(DATA SHOWN)
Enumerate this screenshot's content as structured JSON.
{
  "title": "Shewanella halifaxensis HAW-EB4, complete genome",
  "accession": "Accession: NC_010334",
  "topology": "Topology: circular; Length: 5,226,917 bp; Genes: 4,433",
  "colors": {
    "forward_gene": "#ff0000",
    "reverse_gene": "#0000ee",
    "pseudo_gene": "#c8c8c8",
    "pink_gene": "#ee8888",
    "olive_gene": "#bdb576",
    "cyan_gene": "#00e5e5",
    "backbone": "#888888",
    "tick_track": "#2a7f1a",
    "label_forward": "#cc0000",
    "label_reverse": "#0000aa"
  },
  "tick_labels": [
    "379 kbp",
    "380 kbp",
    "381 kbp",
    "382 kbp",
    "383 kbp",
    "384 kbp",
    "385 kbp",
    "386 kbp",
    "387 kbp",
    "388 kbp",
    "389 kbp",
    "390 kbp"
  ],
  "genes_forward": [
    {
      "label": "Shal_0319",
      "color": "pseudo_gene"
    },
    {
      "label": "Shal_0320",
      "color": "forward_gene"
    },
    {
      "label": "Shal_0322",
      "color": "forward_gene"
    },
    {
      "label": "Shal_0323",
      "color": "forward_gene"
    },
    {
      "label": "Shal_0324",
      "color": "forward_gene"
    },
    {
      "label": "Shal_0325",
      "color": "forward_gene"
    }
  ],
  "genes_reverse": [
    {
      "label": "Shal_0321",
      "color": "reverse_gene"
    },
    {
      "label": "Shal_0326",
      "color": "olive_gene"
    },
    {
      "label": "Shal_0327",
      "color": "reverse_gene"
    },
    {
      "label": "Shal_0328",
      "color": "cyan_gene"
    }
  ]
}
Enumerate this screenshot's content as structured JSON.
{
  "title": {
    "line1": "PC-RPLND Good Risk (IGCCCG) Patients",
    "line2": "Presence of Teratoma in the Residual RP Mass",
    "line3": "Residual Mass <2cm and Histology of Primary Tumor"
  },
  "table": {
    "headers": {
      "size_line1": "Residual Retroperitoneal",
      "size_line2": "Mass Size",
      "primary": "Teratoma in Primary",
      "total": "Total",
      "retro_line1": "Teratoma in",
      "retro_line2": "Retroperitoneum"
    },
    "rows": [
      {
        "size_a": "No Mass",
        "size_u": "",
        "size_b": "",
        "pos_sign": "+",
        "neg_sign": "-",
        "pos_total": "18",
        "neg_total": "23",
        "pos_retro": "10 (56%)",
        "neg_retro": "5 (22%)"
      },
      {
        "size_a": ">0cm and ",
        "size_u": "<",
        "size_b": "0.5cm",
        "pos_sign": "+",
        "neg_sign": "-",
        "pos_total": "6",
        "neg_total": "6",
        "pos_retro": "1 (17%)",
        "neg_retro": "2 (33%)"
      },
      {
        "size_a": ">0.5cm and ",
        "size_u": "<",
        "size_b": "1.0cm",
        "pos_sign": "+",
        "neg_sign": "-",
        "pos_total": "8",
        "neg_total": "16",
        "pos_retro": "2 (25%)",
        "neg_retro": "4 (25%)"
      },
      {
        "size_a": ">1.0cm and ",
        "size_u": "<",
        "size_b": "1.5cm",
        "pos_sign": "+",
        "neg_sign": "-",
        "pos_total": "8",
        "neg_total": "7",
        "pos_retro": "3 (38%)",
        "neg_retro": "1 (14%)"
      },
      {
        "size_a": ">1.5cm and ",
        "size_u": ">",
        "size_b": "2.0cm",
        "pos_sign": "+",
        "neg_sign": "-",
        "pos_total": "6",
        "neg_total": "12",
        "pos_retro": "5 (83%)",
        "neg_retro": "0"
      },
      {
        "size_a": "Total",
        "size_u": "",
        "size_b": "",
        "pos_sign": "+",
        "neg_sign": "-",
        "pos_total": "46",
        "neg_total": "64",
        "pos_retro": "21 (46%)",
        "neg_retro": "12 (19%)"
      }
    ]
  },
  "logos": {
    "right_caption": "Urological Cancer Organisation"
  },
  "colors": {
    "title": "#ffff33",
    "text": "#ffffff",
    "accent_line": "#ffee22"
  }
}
(End DATA SHOWN)
> _YOUR GOAL_:
In the records above, find each line with the word "Primary" and copy it.

> _ANSWER AREA_:
    "line3": "Residual Mass <2cm and Histology of Primary Tumor"
      "primary": "Teratoma in Primary",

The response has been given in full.